Begin Supplied material
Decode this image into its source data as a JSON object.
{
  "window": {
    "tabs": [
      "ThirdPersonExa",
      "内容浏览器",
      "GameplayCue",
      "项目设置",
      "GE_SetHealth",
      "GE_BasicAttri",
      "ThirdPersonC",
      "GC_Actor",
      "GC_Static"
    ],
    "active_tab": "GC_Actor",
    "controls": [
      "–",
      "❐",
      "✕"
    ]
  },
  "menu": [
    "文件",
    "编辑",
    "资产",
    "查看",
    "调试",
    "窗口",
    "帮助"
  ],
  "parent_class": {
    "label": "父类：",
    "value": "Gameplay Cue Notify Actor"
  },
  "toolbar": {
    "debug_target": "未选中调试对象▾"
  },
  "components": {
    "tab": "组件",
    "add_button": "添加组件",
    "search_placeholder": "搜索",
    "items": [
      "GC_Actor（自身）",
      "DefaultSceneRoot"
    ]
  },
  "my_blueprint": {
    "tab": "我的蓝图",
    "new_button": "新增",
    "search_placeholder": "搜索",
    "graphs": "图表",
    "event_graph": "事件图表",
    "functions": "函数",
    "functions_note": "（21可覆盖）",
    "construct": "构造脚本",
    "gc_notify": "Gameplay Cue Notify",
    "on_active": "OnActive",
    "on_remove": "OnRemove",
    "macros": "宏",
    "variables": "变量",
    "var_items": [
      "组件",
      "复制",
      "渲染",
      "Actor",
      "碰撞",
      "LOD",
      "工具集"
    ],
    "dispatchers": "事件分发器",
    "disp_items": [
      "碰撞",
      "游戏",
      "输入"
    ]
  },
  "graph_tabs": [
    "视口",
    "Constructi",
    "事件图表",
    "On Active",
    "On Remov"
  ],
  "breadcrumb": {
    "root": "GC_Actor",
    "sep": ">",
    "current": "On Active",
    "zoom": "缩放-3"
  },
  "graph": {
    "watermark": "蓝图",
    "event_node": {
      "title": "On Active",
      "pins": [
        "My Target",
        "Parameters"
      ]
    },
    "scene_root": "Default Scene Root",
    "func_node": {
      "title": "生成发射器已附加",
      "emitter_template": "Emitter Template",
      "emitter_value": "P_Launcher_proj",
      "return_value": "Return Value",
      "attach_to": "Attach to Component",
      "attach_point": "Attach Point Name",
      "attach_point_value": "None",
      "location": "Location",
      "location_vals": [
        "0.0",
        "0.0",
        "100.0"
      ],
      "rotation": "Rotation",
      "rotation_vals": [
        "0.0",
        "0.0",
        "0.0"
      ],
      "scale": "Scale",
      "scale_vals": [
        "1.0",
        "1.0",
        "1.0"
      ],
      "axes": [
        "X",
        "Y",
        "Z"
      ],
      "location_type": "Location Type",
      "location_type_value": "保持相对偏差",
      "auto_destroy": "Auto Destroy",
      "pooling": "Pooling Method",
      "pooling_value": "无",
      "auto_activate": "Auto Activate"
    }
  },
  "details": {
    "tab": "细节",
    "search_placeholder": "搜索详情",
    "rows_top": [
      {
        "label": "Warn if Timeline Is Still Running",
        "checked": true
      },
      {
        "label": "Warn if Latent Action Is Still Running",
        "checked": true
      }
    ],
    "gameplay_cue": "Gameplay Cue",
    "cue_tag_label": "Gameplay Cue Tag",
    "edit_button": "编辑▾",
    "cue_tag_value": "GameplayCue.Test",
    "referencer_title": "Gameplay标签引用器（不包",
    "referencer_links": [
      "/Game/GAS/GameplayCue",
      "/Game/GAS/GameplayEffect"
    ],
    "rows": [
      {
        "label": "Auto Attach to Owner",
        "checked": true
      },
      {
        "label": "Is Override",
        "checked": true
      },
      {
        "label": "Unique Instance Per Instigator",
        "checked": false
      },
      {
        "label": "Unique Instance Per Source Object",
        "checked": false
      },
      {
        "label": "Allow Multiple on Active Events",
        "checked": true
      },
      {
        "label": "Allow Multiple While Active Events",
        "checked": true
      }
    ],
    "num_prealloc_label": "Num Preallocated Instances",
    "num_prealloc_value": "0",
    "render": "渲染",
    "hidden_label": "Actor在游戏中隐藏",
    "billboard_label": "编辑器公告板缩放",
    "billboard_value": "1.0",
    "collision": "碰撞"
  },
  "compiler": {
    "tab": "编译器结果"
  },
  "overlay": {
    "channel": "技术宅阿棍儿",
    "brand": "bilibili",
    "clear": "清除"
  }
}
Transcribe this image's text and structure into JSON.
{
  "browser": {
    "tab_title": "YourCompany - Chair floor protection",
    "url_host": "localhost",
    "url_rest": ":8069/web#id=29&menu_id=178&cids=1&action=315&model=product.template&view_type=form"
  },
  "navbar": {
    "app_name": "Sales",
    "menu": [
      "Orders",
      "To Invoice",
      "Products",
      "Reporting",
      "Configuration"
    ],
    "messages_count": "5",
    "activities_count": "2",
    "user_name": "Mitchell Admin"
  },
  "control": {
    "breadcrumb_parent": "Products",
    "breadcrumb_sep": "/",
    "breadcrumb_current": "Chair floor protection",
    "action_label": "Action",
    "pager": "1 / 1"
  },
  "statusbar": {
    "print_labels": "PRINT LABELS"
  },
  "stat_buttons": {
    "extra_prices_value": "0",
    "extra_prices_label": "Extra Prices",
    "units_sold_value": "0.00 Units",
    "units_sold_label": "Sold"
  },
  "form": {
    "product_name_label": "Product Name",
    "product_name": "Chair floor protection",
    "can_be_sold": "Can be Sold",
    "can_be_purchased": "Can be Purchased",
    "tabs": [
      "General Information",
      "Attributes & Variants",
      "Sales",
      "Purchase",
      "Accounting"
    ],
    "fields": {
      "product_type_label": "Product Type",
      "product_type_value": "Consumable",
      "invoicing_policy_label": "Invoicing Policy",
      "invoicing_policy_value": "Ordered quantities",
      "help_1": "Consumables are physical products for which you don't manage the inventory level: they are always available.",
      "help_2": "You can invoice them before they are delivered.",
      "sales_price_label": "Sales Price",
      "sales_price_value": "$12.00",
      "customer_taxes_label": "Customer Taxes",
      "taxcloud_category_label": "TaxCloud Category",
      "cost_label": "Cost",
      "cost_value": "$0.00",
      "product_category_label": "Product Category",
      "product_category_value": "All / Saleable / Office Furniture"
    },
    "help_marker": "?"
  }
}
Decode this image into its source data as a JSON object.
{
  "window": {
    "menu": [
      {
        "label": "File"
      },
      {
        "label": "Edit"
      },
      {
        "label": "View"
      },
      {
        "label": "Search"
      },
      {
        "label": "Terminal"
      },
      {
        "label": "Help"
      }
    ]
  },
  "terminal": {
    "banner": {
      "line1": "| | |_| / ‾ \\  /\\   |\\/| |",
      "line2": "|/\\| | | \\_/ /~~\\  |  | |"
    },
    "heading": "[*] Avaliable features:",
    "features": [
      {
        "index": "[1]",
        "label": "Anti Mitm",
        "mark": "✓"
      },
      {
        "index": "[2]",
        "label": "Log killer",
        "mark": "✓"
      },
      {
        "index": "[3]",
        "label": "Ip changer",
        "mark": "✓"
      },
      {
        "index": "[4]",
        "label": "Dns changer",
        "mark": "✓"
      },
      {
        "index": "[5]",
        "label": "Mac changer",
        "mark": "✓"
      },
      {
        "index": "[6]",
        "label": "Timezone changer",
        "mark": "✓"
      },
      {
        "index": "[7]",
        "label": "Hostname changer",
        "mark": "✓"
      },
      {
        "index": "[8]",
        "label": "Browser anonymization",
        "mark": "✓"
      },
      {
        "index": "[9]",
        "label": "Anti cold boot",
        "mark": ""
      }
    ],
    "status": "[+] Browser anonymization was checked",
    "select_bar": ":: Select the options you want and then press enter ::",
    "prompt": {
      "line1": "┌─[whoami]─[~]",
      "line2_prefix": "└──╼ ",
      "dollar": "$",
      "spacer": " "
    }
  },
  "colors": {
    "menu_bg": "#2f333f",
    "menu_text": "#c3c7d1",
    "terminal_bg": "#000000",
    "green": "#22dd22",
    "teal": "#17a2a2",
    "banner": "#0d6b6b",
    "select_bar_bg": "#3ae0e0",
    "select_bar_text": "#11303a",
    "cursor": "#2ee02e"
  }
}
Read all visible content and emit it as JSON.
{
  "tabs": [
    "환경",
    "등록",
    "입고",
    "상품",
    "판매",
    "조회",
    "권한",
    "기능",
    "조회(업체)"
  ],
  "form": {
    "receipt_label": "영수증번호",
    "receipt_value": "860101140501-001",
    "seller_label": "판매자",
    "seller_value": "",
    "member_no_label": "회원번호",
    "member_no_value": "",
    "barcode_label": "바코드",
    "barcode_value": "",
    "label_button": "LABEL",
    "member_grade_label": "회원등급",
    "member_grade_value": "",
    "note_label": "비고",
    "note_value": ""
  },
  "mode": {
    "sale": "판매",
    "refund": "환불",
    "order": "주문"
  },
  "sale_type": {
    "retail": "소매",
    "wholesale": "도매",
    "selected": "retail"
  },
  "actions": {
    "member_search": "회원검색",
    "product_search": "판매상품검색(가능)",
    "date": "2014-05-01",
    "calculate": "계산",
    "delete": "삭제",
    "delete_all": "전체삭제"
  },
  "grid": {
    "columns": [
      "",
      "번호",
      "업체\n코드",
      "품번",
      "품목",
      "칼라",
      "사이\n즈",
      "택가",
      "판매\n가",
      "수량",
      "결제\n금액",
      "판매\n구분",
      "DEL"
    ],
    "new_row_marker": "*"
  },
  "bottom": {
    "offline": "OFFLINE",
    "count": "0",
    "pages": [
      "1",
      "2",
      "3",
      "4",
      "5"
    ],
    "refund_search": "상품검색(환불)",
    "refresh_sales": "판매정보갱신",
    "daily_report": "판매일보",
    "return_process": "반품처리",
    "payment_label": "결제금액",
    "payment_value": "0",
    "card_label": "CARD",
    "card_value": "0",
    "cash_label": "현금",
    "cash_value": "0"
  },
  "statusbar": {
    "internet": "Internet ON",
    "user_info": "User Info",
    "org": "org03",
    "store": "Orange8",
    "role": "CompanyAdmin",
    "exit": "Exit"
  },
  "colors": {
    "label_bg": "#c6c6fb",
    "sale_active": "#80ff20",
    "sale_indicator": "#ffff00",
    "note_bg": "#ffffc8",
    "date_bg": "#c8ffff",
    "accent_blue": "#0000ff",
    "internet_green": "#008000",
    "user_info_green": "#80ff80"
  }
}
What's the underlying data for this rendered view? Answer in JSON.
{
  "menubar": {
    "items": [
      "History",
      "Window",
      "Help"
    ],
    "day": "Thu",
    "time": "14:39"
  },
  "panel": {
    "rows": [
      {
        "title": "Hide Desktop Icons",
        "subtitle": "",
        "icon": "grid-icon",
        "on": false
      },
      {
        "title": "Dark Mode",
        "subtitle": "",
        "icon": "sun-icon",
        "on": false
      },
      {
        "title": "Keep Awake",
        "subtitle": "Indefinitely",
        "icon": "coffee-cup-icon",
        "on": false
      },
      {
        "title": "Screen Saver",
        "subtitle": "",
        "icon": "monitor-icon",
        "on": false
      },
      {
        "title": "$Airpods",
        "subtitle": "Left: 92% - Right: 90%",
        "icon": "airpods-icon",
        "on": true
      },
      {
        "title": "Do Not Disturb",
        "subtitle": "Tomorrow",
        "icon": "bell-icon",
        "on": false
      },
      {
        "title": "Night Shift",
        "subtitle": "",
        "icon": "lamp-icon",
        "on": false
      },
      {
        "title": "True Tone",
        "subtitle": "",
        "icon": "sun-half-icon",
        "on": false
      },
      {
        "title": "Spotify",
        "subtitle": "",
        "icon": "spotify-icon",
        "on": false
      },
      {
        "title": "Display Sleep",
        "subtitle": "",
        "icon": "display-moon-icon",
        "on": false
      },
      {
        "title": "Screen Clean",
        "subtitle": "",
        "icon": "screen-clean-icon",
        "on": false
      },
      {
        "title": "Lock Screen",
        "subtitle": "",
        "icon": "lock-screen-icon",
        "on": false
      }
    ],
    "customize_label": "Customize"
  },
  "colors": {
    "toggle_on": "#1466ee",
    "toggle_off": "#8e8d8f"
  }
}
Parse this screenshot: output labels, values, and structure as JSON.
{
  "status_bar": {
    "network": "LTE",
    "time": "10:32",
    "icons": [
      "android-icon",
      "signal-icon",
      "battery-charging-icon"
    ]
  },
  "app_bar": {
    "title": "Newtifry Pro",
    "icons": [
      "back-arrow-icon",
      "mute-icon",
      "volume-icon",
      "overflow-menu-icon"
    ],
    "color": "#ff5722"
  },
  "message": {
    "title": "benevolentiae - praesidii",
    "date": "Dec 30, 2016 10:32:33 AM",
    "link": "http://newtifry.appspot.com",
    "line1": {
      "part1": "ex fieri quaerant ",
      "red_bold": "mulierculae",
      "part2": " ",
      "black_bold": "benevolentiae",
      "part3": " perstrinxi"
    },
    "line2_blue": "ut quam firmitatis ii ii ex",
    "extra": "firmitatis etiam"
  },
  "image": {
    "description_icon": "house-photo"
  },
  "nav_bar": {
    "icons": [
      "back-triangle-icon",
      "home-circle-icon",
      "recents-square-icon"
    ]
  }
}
End Supplied material
#### Your task:
Pick out each line containing the string "protection" and copy it.

#### Answer to this task:
    "tab_title": "YourCompany - Chair floor protection",
    "breadcrumb_current": "Chair floor protection",
    "product_name": "Chair floor protection",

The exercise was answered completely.